### Data lines ###
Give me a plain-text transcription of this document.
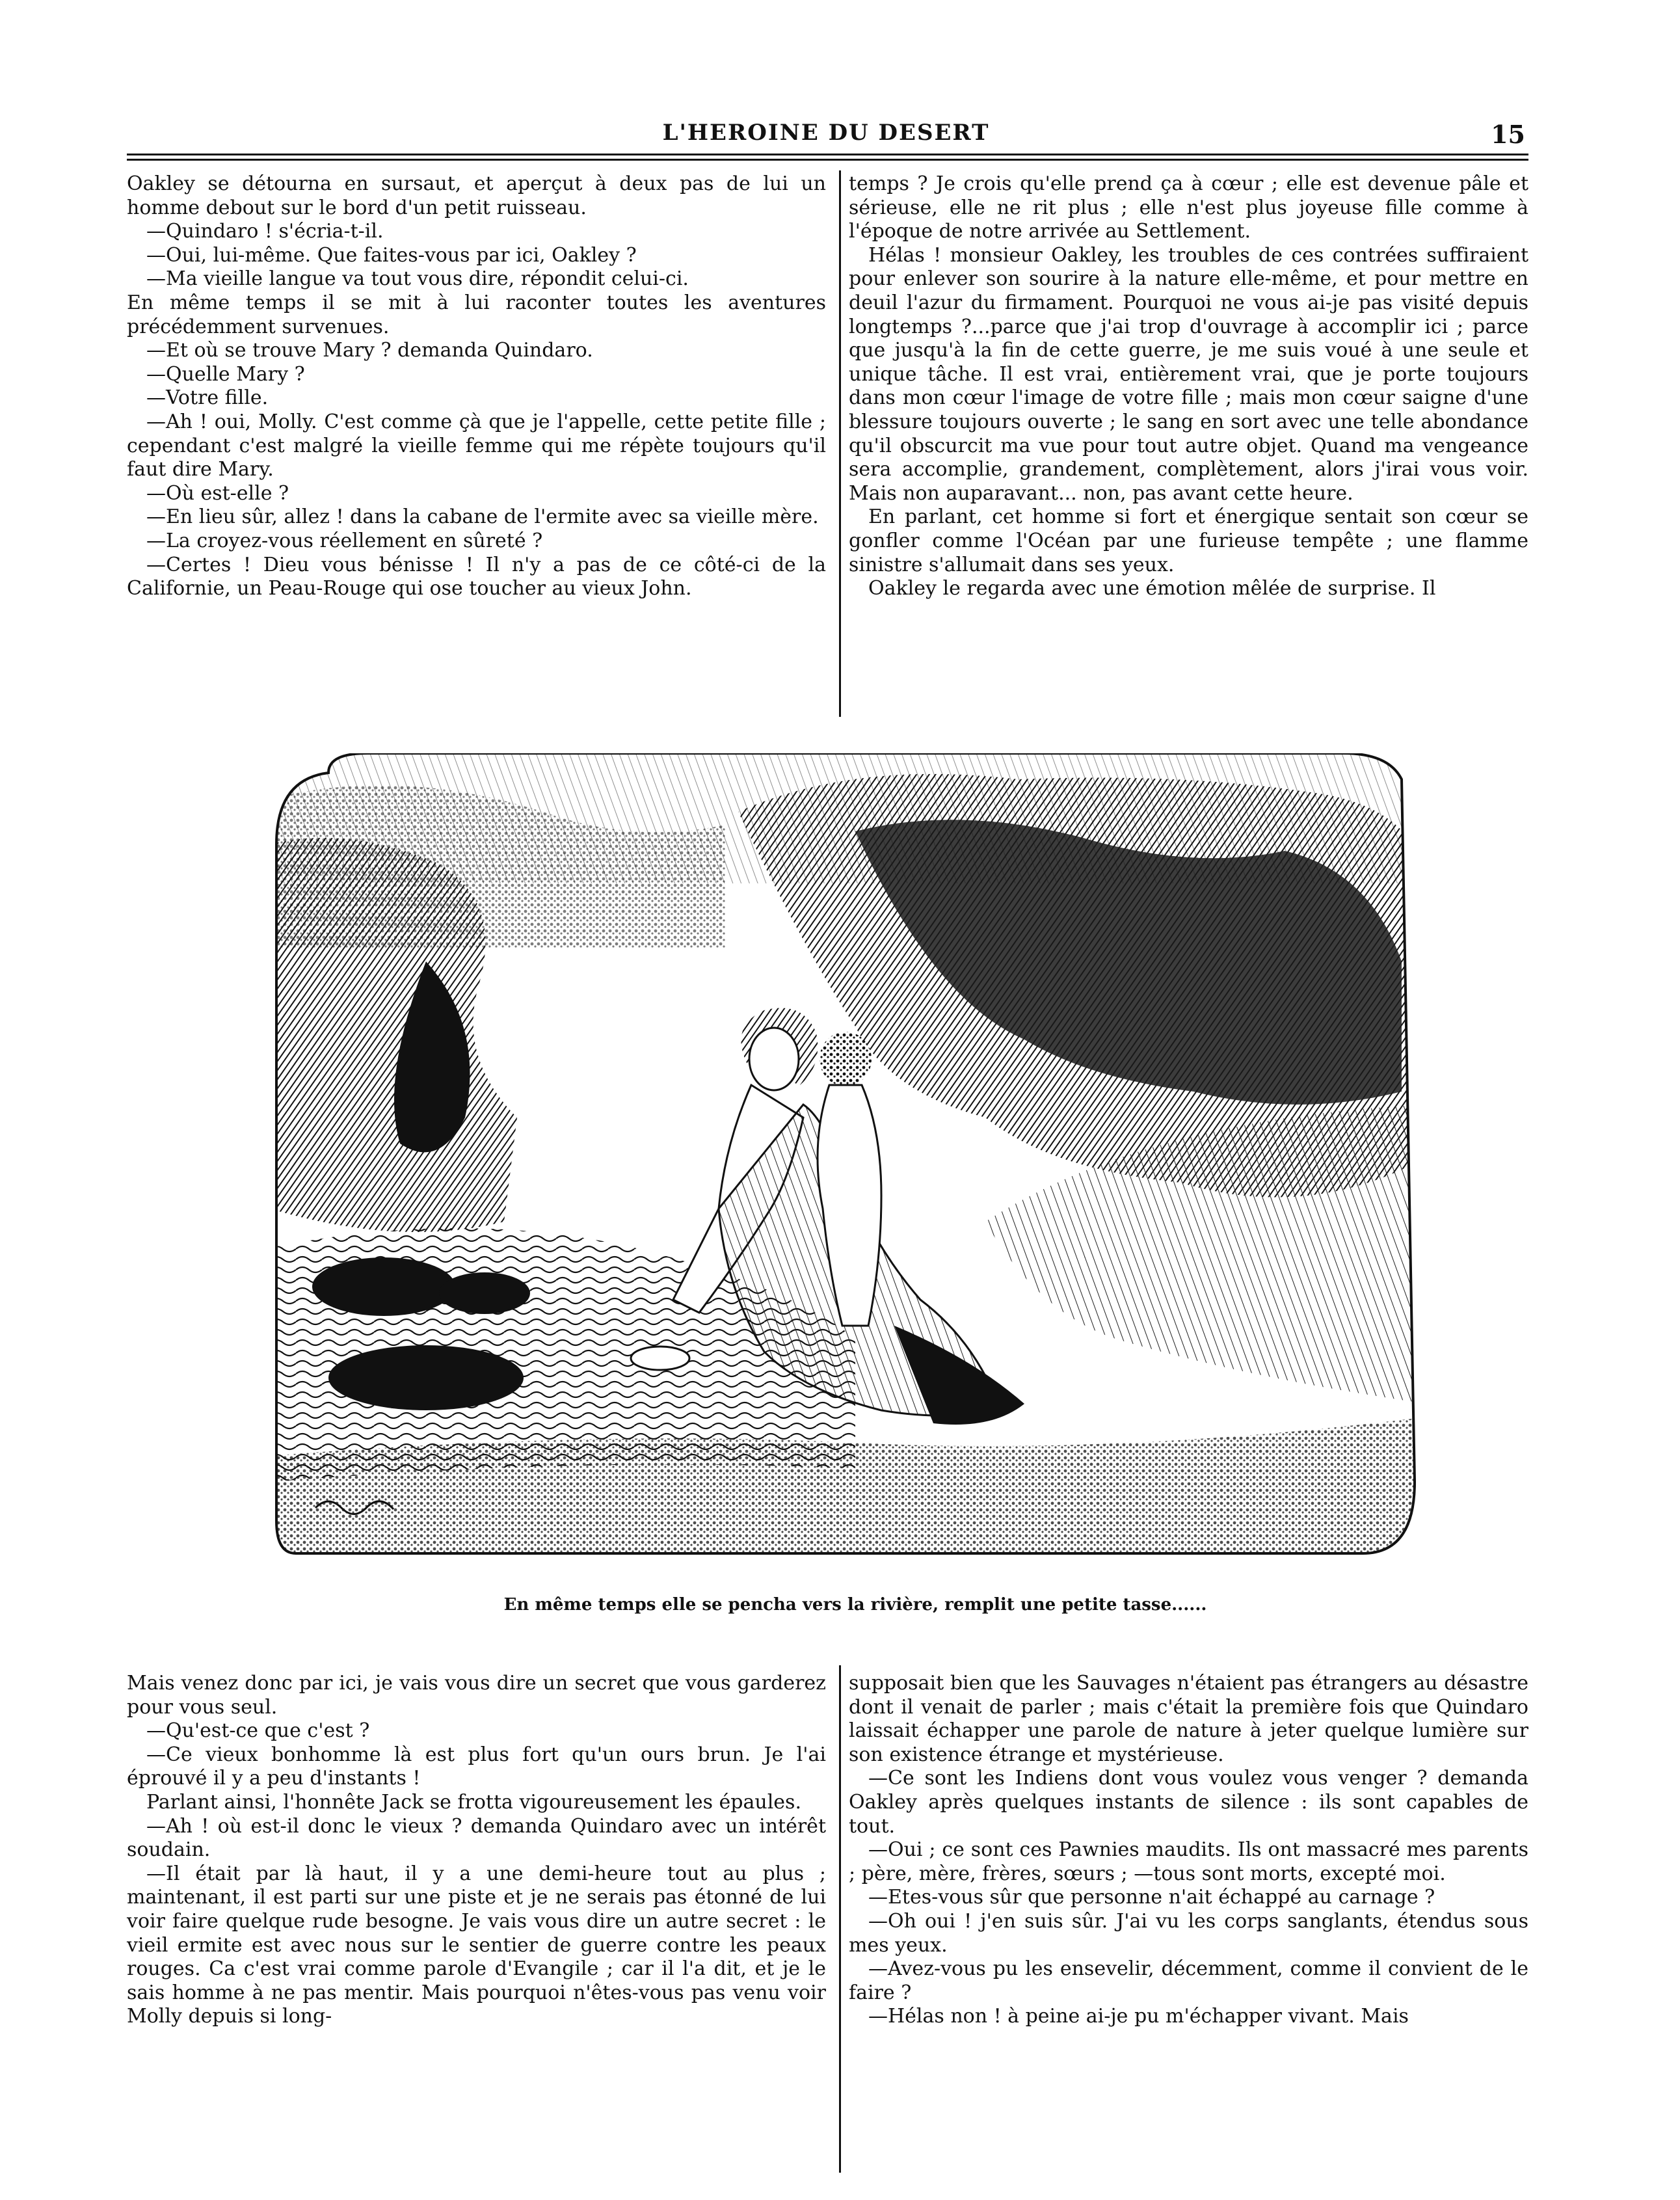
L'HEROINE DU DESERT	15

Oakley se détourna en sursaut, et aperçut à deux pas de lui un homme debout sur le bord d'un petit ruisseau.

—Quindaro ! s'écria-t-il.

—Oui, lui-même. Que faites-vous par ici, Oakley ?

—Ma vieille langue va tout vous dire, répondit celui-ci.

En même temps il se mit à lui raconter toutes les aventures précédemment survenues.

—Et où se trouve Mary ? demanda Quindaro.

—Quelle Mary ?

—Votre fille.

—Ah ! oui, Molly. C'est comme çà que je l'appelle, cette petite fille ; cependant c'est malgré la vieille femme qui me répète toujours qu'il faut dire Mary.

—Où est-elle ?

—En lieu sûr, allez ! dans la cabane de l'ermite avec sa vieille mère.

—La croyez-vous réellement en sûreté ?

—Certes ! Dieu vous bénisse ! Il n'y a pas de ce côté-ci de la Californie, un Peau-Rouge qui ose toucher au vieux John.

temps ? Je crois qu'elle prend ça à cœur ; elle est devenue pâle et sérieuse, elle ne rit plus ; elle n'est plus joyeuse fille comme à l'époque de notre arrivée au Settlement.

Hélas ! monsieur Oakley, les troubles de ces contrées suffiraient pour enlever son sourire à la nature elle-même, et pour mettre en deuil l'azur du firmament. Pourquoi ne vous ai-je pas visité depuis longtemps ?...parce que j'ai trop d'ouvrage à accomplir ici ; parce que jusqu'à la fin de cette guerre, je me suis voué à une seule et unique tâche. Il est vrai, entièrement vrai, que je porte toujours dans mon cœur l'image de votre fille ; mais mon cœur saigne d'une blessure toujours ouverte ; le sang en sort avec une telle abondance qu'il obscurcit ma vue pour tout autre objet. Quand ma vengeance sera accomplie, grandement, complètement, alors j'irai vous voir. Mais non auparavant... non, pas avant cette heure.

En parlant, cet homme si fort et énergique sentait son cœur se gonfler comme l'Océan par une furieuse tempête ; une flamme sinistre s'allumait dans ses yeux.

Oakley le regarda avec une émotion mêlée de surprise. Il

En même temps elle se pencha vers la rivière, remplit une petite tasse......

Mais venez donc par ici, je vais vous dire un secret que vous garderez pour vous seul.

—Qu'est-ce que c'est ?

—Ce vieux bonhomme là est plus fort qu'un ours brun. Je l'ai éprouvé il y a peu d'instants !

Parlant ainsi, l'honnête Jack se frotta vigoureusement les épaules.

—Ah ! où est-il donc le vieux ? demanda Quindaro avec un intérêt soudain.

—Il était par là haut, il y a une demi-heure tout au plus ; maintenant, il est parti sur une piste et je ne serais pas étonné de lui voir faire quelque rude besogne. Je vais vous dire un autre secret : le vieil ermite est avec nous sur le sentier de guerre contre les peaux rouges. Ca c'est vrai comme parole d'Evangile ; car il l'a dit, et je le sais homme à ne pas mentir. Mais pourquoi n'êtes-vous pas venu voir Molly depuis si long-

supposait bien que les Sauvages n'étaient pas étrangers au désastre dont il venait de parler ; mais c'était la première fois que Quindaro laissait échapper une parole de nature à jeter quelque lumière sur son existence étrange et mystérieuse.

—Ce sont les Indiens dont vous voulez vous venger ? demanda Oakley après quelques instants de silence : ils sont capables de tout.

—Oui ; ce sont ces Pawnies maudits. Ils ont massacré mes parents ; père, mère, frères, sœurs ; —tous sont morts, excepté moi.

—Etes-vous sûr que personne n'ait échappé au carnage ?

—Oh oui ! j'en suis sûr. J'ai vu les corps sanglants, étendus sous mes yeux.

—Avez-vous pu les ensevelir, décemment, comme il convient de le faire ?

—Hélas non ! à peine ai-je pu m'échapper vivant. Mais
###
Task details: Write out each line of the data exactly; the images should be left out.

Written answer:
Give me a plain-text transcription of this document.
L'HEROINE DU DESERT	15

Oakley se détourna en sursaut, et aperçut à deux pas de lui un homme debout sur le bord d'un petit ruisseau.

—Quindaro ! s'écria-t-il.

—Oui, lui-même. Que faites-vous par ici, Oakley ?

—Ma vieille langue va tout vous dire, répondit celui-ci.

En même temps il se mit à lui raconter toutes les aventures précédemment survenues.

—Et où se trouve Mary ? demanda Quindaro.

—Quelle Mary ?

—Votre fille.

—Ah ! oui, Molly. C'est comme çà que je l'appelle, cette petite fille ; cependant c'est malgré la vieille femme qui me répète toujours qu'il faut dire Mary.

—Où est-elle ?

—En lieu sûr, allez ! dans la cabane de l'ermite avec sa vieille mère.

—La croyez-vous réellement en sûreté ?

—Certes ! Dieu vous bénisse ! Il n'y a pas de ce côté-ci de la Californie, un Peau-Rouge qui ose toucher au vieux John.

temps ? Je crois qu'elle prend ça à cœur ; elle est devenue pâle et sérieuse, elle ne rit plus ; elle n'est plus joyeuse fille comme à l'époque de notre arrivée au Settlement.

Hélas ! monsieur Oakley, les troubles de ces contrées suffiraient pour enlever son sourire à la nature elle-même, et pour mettre en deuil l'azur du firmament. Pourquoi ne vous ai-je pas visité depuis longtemps ?...parce que j'ai trop d'ouvrage à accomplir ici ; parce que jusqu'à la fin de cette guerre, je me suis voué à une seule et unique tâche. Il est vrai, entièrement vrai, que je porte toujours dans mon cœur l'image de votre fille ; mais mon cœur saigne d'une blessure toujours ouverte ; le sang en sort avec une telle abondance qu'il obscurcit ma vue pour tout autre objet. Quand ma vengeance sera accomplie, grandement, complètement, alors j'irai vous voir. Mais non auparavant... non, pas avant cette heure.

En parlant, cet homme si fort et énergique sentait son cœur se gonfler comme l'Océan par une furieuse tempête ; une flamme sinistre s'allumait dans ses yeux.

Oakley le regarda avec une émotion mêlée de surprise. Il

En même temps elle se pencha vers la rivière, remplit une petite tasse......

Mais venez donc par ici, je vais vous dire un secret que vous garderez pour vous seul.

—Qu'est-ce que c'est ?

—Ce vieux bonhomme là est plus fort qu'un ours brun. Je l'ai éprouvé il y a peu d'instants !

Parlant ainsi, l'honnête Jack se frotta vigoureusement les épaules.

—Ah ! où est-il donc le vieux ? demanda Quindaro avec un intérêt soudain.

—Il était par là haut, il y a une demi-heure tout au plus ; maintenant, il est parti sur une piste et je ne serais pas étonné de lui voir faire quelque rude besogne. Je vais vous dire un autre secret : le vieil ermite est avec nous sur le sentier de guerre contre les peaux rouges. Ca c'est vrai comme parole d'Evangile ; car il l'a dit, et je le sais homme à ne pas mentir. Mais pourquoi n'êtes-vous pas venu voir Molly depuis si long-

supposait bien que les Sauvages n'étaient pas étrangers au désastre dont il venait de parler ; mais c'était la première fois que Quindaro laissait échapper une parole de nature à jeter quelque lumière sur son existence étrange et mystérieuse.

—Ce sont les Indiens dont vous voulez vous venger ? demanda Oakley après quelques instants de silence : ils sont capables de tout.

—Oui ; ce sont ces Pawnies maudits. Ils ont massacré mes parents ; père, mère, frères, sœurs ; —tous sont morts, excepté moi.

—Etes-vous sûr que personne n'ait échappé au carnage ?

—Oh oui ! j'en suis sûr. J'ai vu les corps sanglants, étendus sous mes yeux.

—Avez-vous pu les ensevelir, décemment, comme il convient de le faire ?

—Hélas non ! à peine ai-je pu m'échapper vivant. Mais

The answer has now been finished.